Copy all of the material below word for word, keeping every line unchanged.

>> Begin

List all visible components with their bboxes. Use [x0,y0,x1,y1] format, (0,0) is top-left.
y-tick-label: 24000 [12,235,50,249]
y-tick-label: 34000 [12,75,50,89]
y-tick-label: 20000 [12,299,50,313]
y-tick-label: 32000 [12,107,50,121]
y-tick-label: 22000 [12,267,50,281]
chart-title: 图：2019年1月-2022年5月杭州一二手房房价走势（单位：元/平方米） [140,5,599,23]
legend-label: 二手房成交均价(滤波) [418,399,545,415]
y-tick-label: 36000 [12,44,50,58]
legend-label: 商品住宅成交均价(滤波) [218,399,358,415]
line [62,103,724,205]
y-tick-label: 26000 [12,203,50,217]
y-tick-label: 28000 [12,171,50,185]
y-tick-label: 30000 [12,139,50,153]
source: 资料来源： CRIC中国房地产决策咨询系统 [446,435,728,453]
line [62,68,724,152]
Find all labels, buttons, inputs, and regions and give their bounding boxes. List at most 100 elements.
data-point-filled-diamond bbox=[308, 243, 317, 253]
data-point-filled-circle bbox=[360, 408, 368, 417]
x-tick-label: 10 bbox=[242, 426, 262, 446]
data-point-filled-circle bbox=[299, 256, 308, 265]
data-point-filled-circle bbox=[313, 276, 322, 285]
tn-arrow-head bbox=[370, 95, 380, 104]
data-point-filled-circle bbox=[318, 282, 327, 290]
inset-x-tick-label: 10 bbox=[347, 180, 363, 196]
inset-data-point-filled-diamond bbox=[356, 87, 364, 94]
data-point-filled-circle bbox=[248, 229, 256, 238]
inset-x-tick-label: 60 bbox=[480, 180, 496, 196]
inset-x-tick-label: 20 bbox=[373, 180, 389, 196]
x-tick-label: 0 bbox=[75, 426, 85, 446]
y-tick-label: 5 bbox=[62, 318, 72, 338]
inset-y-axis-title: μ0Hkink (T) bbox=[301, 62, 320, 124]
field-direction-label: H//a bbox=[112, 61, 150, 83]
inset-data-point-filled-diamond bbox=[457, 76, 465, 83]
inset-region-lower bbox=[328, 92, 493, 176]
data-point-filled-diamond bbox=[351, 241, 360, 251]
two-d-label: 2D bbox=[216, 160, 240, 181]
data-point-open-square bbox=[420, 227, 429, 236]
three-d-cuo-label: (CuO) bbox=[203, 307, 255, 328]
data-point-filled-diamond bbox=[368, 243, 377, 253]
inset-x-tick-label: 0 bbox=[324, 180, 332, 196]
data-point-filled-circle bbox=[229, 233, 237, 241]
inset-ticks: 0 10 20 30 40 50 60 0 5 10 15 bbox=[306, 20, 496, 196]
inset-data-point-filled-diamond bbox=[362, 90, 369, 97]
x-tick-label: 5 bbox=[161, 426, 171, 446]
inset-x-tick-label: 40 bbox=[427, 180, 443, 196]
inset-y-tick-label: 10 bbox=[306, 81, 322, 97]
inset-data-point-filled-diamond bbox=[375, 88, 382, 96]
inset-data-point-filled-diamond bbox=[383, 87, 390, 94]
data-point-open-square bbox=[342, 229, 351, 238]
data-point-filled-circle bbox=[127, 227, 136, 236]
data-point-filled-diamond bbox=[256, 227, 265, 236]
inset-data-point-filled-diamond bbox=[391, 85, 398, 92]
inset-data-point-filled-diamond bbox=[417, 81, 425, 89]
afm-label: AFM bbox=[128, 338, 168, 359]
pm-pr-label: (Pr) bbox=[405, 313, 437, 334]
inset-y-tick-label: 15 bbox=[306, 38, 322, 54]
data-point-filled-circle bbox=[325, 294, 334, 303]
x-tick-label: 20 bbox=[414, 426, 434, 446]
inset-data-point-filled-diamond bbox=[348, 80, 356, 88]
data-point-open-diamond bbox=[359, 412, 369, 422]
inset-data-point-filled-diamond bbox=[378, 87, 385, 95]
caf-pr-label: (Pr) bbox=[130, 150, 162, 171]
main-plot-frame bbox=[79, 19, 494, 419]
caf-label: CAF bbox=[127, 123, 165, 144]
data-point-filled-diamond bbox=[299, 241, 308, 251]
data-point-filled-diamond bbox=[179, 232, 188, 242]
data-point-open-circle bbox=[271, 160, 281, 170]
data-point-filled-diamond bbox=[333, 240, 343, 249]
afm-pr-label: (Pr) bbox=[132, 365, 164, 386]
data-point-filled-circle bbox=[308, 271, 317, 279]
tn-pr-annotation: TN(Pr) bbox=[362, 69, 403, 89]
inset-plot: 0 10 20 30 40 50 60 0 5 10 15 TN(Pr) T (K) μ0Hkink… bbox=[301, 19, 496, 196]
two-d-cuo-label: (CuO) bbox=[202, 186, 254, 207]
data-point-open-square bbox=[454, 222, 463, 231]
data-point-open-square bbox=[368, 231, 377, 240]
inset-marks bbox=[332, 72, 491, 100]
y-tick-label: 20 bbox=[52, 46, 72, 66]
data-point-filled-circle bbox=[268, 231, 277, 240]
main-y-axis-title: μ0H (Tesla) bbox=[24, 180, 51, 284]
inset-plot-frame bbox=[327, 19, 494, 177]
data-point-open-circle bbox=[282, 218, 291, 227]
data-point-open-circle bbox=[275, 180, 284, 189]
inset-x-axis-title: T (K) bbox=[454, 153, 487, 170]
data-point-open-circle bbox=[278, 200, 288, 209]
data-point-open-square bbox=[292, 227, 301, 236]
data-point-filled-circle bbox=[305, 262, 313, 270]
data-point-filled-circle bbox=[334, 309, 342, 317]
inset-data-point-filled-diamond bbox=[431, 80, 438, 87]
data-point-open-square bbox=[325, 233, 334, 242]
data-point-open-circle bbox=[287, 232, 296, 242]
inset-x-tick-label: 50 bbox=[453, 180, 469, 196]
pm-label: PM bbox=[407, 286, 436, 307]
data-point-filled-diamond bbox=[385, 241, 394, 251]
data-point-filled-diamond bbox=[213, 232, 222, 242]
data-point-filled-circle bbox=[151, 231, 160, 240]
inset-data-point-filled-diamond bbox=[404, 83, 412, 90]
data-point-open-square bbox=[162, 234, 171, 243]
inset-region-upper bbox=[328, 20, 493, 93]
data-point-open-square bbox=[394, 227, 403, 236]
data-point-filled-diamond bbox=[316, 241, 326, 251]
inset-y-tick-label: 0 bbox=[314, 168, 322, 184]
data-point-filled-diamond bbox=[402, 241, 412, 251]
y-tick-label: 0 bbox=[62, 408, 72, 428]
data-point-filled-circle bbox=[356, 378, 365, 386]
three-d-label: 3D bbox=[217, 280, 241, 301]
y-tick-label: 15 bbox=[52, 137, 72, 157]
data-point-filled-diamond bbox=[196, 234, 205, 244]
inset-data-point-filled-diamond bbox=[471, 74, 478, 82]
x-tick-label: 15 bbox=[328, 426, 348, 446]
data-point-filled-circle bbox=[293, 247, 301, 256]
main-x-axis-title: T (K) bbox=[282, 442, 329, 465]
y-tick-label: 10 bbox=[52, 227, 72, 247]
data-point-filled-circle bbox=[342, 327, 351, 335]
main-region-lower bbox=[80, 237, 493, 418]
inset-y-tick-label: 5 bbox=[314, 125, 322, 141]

>> End

TASK SOLUTION
List all visible components with their bboxes. Use [x0,y0,x1,y1] format, (0,0) is top-left.
y-tick-label: 24000 [12,235,50,249]
y-tick-label: 34000 [12,75,50,89]
y-tick-label: 20000 [12,299,50,313]
y-tick-label: 32000 [12,107,50,121]
y-tick-label: 22000 [12,267,50,281]
chart-title: 图：2019年1月-2022年5月杭州一二手房房价走势（单位：元/平方米） [140,5,599,23]
legend-label: 二手房成交均价(滤波) [418,399,545,415]
y-tick-label: 36000 [12,44,50,58]
legend-label: 商品住宅成交均价(滤波) [218,399,358,415]
line [62,103,724,205]
y-tick-label: 26000 [12,203,50,217]
y-tick-label: 28000 [12,171,50,185]
y-tick-label: 30000 [12,139,50,153]
source: 资料来源： CRIC中国房地产决策咨询系统 [446,435,728,453]
line [62,68,724,152]
Find all labels, buttons, inputs, and regions and give their bounding boxes. List at most 100 elements.
data-point-filled-diamond bbox=[308, 243, 317, 253]
data-point-filled-circle bbox=[360, 408, 368, 417]
x-tick-label: 10 bbox=[242, 426, 262, 446]
data-point-filled-circle bbox=[299, 256, 308, 265]
data-point-filled-circle bbox=[313, 276, 322, 285]
tn-arrow-head bbox=[370, 95, 380, 104]
data-point-filled-circle bbox=[318, 282, 327, 290]
inset-x-tick-label: 10 bbox=[347, 180, 363, 196]
inset-data-point-filled-diamond bbox=[356, 87, 364, 94]
data-point-filled-circle bbox=[248, 229, 256, 238]
inset-x-tick-label: 60 bbox=[480, 180, 496, 196]
inset-x-tick-label: 20 bbox=[373, 180, 389, 196]
x-tick-label: 0 bbox=[75, 426, 85, 446]
y-tick-label: 5 bbox=[62, 318, 72, 338]
inset-y-axis-title: μ0Hkink (T) bbox=[301, 62, 320, 124]
field-direction-label: H//a bbox=[112, 61, 150, 83]
inset-data-point-filled-diamond bbox=[457, 76, 465, 83]
inset-region-lower bbox=[328, 92, 493, 176]
data-point-filled-diamond bbox=[351, 241, 360, 251]
two-d-label: 2D bbox=[216, 160, 240, 181]
data-point-open-square bbox=[420, 227, 429, 236]
three-d-cuo-label: (CuO) bbox=[203, 307, 255, 328]
data-point-filled-diamond bbox=[368, 243, 377, 253]
inset-x-tick-label: 0 bbox=[324, 180, 332, 196]
data-point-filled-circle bbox=[229, 233, 237, 241]
inset-ticks: 0 10 20 30 40 50 60 0 5 10 15 bbox=[306, 20, 496, 196]
inset-data-point-filled-diamond bbox=[362, 90, 369, 97]
x-tick-label: 5 bbox=[161, 426, 171, 446]
inset-x-tick-label: 40 bbox=[427, 180, 443, 196]
inset-y-tick-label: 10 bbox=[306, 81, 322, 97]
inset-data-point-filled-diamond bbox=[375, 88, 382, 96]
inset-data-point-filled-diamond bbox=[383, 87, 390, 94]
data-point-open-square bbox=[342, 229, 351, 238]
data-point-filled-circle bbox=[127, 227, 136, 236]
data-point-filled-diamond bbox=[256, 227, 265, 236]
inset-data-point-filled-diamond bbox=[391, 85, 398, 92]
inset-data-point-filled-diamond bbox=[417, 81, 425, 89]
afm-label: AFM bbox=[128, 338, 168, 359]
pm-pr-label: (Pr) bbox=[405, 313, 437, 334]
inset-y-tick-label: 15 bbox=[306, 38, 322, 54]
data-point-filled-circle bbox=[325, 294, 334, 303]
x-tick-label: 20 bbox=[414, 426, 434, 446]
inset-data-point-filled-diamond bbox=[348, 80, 356, 88]
data-point-open-diamond bbox=[359, 412, 369, 422]
inset-data-point-filled-diamond bbox=[378, 87, 385, 95]
caf-pr-label: (Pr) bbox=[130, 150, 162, 171]
main-plot-frame bbox=[79, 19, 494, 419]
caf-label: CAF bbox=[127, 123, 165, 144]
data-point-filled-diamond bbox=[299, 241, 308, 251]
data-point-filled-diamond bbox=[179, 232, 188, 242]
data-point-open-circle bbox=[271, 160, 281, 170]
data-point-filled-diamond bbox=[333, 240, 343, 249]
afm-pr-label: (Pr) bbox=[132, 365, 164, 386]
data-point-filled-circle bbox=[308, 271, 317, 279]
tn-pr-annotation: TN(Pr) bbox=[362, 69, 403, 89]
inset-plot: 0 10 20 30 40 50 60 0 5 10 15 TN(Pr) T (K) μ0Hkink… bbox=[301, 19, 496, 196]
two-d-cuo-label: (CuO) bbox=[202, 186, 254, 207]
data-point-open-square bbox=[454, 222, 463, 231]
data-point-open-square bbox=[368, 231, 377, 240]
inset-marks bbox=[332, 72, 491, 100]
y-tick-label: 20 bbox=[52, 46, 72, 66]
data-point-filled-circle bbox=[268, 231, 277, 240]
main-y-axis-title: μ0H (Tesla) bbox=[24, 180, 51, 284]
inset-plot-frame bbox=[327, 19, 494, 177]
data-point-open-circle bbox=[282, 218, 291, 227]
data-point-open-circle bbox=[275, 180, 284, 189]
inset-x-axis-title: T (K) bbox=[454, 153, 487, 170]
data-point-open-circle bbox=[278, 200, 288, 209]
data-point-open-square bbox=[292, 227, 301, 236]
data-point-filled-circle bbox=[305, 262, 313, 270]
data-point-filled-circle bbox=[334, 309, 342, 317]
inset-data-point-filled-diamond bbox=[431, 80, 438, 87]
data-point-open-square bbox=[325, 233, 334, 242]
data-point-open-circle bbox=[287, 232, 296, 242]
inset-x-tick-label: 50 bbox=[453, 180, 469, 196]
pm-label: PM bbox=[407, 286, 436, 307]
data-point-filled-diamond bbox=[385, 241, 394, 251]
data-point-filled-diamond bbox=[213, 232, 222, 242]
data-point-filled-circle bbox=[151, 231, 160, 240]
inset-data-point-filled-diamond bbox=[404, 83, 412, 90]
data-point-open-square bbox=[162, 234, 171, 243]
inset-region-upper bbox=[328, 20, 493, 93]
data-point-open-square bbox=[394, 227, 403, 236]
data-point-filled-diamond bbox=[316, 241, 326, 251]
inset-y-tick-label: 0 bbox=[314, 168, 322, 184]
data-point-filled-diamond bbox=[402, 241, 412, 251]
y-tick-label: 0 bbox=[62, 408, 72, 428]
data-point-filled-circle bbox=[356, 378, 365, 386]
three-d-label: 3D bbox=[217, 280, 241, 301]
y-tick-label: 15 bbox=[52, 137, 72, 157]
data-point-filled-diamond bbox=[196, 234, 205, 244]
inset-data-point-filled-diamond bbox=[471, 74, 478, 82]
x-tick-label: 15 bbox=[328, 426, 348, 446]
data-point-filled-circle bbox=[293, 247, 301, 256]
main-x-axis-title: T (K) bbox=[282, 442, 329, 465]
y-tick-label: 10 bbox=[52, 227, 72, 247]
data-point-filled-circle bbox=[342, 327, 351, 335]
main-region-lower bbox=[80, 237, 493, 418]
inset-y-tick-label: 5 bbox=[314, 125, 322, 141]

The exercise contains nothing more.